§ Aim of the exercise: Among the lines below, copy each one in which "nima" appears.

§ Given records:

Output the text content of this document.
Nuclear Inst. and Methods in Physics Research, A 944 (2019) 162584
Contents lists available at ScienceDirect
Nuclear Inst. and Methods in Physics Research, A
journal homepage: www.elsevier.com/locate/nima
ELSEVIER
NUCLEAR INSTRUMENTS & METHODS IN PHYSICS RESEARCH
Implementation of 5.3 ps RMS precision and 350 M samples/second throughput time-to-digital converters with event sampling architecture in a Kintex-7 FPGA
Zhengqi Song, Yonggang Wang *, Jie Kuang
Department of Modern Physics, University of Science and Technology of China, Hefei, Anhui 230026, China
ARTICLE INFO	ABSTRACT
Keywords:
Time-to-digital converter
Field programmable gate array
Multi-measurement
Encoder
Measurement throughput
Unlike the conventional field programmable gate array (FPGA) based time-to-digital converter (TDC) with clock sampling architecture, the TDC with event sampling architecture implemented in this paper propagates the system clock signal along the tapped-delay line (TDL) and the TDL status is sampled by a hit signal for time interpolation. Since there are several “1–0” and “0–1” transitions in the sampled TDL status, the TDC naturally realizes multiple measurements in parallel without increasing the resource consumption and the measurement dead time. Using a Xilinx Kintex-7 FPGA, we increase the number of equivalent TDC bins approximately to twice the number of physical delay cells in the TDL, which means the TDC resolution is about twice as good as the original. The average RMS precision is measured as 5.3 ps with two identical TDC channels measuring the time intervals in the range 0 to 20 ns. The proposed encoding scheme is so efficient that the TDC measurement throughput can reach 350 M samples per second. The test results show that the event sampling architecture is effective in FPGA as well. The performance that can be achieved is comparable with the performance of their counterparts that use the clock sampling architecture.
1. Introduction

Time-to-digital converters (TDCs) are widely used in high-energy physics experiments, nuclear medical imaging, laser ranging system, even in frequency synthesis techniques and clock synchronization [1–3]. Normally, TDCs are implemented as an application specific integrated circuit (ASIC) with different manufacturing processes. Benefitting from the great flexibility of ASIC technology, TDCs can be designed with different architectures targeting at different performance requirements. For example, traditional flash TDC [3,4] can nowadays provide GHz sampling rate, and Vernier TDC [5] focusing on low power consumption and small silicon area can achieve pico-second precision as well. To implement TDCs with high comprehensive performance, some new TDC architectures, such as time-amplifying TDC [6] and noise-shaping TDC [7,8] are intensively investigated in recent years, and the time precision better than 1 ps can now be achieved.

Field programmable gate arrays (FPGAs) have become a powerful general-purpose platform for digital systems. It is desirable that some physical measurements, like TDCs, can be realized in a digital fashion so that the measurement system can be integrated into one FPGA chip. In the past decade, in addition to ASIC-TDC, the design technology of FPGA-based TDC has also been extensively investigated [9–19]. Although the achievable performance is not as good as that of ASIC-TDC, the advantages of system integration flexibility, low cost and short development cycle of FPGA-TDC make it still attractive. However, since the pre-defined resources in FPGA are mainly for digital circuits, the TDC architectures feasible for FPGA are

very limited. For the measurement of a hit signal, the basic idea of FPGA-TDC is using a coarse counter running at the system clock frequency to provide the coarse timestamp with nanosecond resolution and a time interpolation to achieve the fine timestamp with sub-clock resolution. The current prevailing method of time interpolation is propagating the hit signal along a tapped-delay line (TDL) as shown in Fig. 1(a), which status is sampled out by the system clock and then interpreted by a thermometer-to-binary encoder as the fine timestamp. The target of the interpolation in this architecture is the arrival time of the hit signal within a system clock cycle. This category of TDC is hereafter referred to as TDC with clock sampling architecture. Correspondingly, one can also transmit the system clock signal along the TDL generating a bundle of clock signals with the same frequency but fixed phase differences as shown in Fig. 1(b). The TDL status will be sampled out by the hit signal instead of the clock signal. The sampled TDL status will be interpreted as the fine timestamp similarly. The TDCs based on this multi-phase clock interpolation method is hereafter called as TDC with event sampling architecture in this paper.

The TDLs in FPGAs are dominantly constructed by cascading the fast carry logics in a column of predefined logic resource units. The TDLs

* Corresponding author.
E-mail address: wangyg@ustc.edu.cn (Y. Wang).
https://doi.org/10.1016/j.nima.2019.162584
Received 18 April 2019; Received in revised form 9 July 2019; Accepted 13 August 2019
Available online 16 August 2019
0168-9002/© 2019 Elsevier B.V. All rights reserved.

§ Solved problem:
journal homepage: www.elsevier.com/locate/nima
https://doi.org/10.1016/j.nima.2019.162584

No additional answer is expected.